EXERCISE PASSAGE:

WeWork’s losses almost quadrupled to $2.1bn in the first quarter of this year, as the co-working company haemorrhaged more than a quarter of its members and shelled out hundreds of millions of dollars to restructure its property portfolio.
Documents seen by the Financial Times showed lockdowns and remote working in the pandemic drove WeWork’s losses sharply higher from the $556m net loss incurred in the first three months of 2020, which was mildly impacted by the coronavirus pandemic.
A settlement with ousted co-founder Adam Neumann also counted for about $500m of the loss, said a person close to the company.
The losses incurred so far this year add to a $3.2bn loss in 2020, revealed in documents shown to prospective investors in WeWork and reviewed by the FT.
WeWork’s quarterly revenues fell almost 50 per cent year-on-year from $1.1bn to $598m and the company lost about 200,000 customers, according to the documents seen by the FT. The number of WeWork “members” fell from 693,000 in March 2020 to 490,000 a year later.
Restructuring and other related costs ballooned from $56m in the first quarter of 2020 to $494m in the first quarter of 2021, as WeWork pulled out of unprofitable locations.
The results underscore the extent of the challenge for WeWork, which told prospective investors in March that full-year revenues would climb rapidly from $3.2bn last year to $7bn by 2024. It is planning a second attempt at going public later this year.
The company expanded aggressively in the run-up to a planned initial public offering in 2019, taking leases in prime office buildings in major global cities such as London and New York. Stoked by billions of dollars of investment from SoftBank, its main backer, the company’s valuation peaked at $47bn in 2019.

Page layout parsing records

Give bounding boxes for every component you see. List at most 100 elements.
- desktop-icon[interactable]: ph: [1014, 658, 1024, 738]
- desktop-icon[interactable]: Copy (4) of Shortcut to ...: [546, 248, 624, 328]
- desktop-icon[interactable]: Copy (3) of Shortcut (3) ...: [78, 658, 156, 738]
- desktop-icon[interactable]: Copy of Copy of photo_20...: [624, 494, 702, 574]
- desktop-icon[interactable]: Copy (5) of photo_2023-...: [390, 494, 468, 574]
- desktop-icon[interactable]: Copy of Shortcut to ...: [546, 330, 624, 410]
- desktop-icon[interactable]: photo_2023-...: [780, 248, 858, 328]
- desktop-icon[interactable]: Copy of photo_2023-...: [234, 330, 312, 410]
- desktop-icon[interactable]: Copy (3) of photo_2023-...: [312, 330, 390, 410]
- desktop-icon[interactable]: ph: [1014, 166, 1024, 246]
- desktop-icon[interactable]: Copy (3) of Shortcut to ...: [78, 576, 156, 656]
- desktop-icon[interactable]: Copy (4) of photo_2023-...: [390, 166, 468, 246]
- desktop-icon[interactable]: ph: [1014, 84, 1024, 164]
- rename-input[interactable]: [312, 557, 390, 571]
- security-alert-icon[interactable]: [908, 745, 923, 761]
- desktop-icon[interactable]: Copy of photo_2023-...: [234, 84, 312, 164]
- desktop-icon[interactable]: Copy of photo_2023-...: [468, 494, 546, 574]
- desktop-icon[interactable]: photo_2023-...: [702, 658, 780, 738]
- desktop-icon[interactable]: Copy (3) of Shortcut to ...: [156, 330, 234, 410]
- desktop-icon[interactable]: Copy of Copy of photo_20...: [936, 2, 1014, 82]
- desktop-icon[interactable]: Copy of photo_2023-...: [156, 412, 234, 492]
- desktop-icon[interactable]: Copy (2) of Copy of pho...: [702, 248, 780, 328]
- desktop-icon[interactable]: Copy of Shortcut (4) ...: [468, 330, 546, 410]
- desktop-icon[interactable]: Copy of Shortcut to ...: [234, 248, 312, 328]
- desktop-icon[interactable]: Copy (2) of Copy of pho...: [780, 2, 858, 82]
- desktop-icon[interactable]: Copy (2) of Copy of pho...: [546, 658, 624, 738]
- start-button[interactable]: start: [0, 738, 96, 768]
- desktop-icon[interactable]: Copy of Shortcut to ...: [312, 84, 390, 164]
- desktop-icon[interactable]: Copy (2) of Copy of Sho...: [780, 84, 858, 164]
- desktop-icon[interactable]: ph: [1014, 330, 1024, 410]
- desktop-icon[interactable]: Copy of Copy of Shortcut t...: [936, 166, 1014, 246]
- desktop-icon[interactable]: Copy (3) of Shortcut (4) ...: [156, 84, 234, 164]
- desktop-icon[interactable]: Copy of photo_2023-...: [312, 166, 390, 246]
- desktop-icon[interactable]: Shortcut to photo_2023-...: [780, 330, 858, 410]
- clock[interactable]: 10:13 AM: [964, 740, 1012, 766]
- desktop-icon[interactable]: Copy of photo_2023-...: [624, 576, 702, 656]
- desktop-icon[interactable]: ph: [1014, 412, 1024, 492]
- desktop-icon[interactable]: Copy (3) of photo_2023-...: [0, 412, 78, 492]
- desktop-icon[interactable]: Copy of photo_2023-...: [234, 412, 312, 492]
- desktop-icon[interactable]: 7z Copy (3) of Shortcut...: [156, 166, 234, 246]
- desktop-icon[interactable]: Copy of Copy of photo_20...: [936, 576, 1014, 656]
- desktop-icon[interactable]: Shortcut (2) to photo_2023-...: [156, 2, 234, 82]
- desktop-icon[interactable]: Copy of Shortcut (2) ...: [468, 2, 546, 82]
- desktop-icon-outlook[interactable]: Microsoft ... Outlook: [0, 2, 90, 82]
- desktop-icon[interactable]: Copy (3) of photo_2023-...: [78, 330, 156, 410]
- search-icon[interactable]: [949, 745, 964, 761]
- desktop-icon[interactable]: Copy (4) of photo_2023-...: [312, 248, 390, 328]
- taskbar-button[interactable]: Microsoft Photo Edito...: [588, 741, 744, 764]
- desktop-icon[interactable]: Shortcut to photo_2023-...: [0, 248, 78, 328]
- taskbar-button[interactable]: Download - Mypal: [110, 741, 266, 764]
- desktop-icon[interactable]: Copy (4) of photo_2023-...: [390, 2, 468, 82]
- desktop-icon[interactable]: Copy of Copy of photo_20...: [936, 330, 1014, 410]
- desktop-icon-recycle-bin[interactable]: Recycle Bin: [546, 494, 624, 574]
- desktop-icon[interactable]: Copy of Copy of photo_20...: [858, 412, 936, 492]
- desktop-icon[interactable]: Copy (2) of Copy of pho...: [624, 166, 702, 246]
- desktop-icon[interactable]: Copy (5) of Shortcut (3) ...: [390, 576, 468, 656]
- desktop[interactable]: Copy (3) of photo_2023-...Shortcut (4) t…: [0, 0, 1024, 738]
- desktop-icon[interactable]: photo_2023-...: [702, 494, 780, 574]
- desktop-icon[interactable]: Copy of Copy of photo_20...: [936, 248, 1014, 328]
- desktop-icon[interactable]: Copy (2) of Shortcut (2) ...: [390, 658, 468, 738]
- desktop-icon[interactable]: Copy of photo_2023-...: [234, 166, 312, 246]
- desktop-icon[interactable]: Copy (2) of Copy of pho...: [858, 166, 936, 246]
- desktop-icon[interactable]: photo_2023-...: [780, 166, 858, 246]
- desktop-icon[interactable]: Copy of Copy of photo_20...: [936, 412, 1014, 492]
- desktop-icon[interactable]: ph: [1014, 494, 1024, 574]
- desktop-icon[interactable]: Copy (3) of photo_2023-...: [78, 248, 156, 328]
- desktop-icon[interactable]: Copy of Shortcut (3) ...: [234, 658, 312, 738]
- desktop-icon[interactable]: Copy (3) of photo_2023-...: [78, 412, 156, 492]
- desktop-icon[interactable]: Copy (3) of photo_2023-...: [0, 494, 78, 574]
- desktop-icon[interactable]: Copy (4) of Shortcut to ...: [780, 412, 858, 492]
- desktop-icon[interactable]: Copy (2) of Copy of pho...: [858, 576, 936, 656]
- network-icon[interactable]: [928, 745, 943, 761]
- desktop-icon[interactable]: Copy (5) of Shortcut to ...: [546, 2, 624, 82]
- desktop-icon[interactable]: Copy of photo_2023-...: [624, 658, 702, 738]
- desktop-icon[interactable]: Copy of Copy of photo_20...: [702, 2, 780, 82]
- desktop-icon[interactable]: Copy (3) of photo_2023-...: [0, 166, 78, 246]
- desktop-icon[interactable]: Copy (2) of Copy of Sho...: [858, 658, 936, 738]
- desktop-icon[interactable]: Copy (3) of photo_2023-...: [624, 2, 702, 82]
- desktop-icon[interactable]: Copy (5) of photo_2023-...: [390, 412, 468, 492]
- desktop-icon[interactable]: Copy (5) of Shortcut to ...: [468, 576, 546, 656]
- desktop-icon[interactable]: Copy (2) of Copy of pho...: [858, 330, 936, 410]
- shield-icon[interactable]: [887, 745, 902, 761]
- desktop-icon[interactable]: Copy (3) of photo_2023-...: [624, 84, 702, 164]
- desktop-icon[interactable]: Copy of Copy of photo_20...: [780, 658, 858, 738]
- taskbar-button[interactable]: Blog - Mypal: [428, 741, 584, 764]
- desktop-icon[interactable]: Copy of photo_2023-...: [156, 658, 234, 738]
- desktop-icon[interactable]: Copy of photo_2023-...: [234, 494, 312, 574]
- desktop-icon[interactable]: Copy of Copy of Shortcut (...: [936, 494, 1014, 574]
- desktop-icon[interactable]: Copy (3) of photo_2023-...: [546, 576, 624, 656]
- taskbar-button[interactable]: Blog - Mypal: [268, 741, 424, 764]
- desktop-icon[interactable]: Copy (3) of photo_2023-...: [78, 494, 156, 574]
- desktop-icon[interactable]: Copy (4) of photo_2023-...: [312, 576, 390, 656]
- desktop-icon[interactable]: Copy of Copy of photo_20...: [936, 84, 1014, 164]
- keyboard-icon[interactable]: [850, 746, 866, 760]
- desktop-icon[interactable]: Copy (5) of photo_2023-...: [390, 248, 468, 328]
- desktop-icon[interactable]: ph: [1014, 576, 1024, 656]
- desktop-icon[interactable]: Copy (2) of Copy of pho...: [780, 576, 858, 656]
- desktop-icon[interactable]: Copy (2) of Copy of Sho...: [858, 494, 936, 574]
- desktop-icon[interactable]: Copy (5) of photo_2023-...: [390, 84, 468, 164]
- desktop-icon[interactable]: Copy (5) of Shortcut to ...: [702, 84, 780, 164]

TASK INSTRUCTIONS:
#1 According to the WeWork article, at what figure did the company's valuation peak in 2019?
#2 Please extract from the WeWork article the part that opens with the words containing "Restructuring and other" and closes with "of unprofitable locations.".

RESPONSES TO THE EXERCISE:
#1 $47bn

#2
Restructuring and other related costs ballooned from $56m in the first quarter of 2020 to $494m in the first quarter of 2021, as WeWork pulled out of unprofitable locations.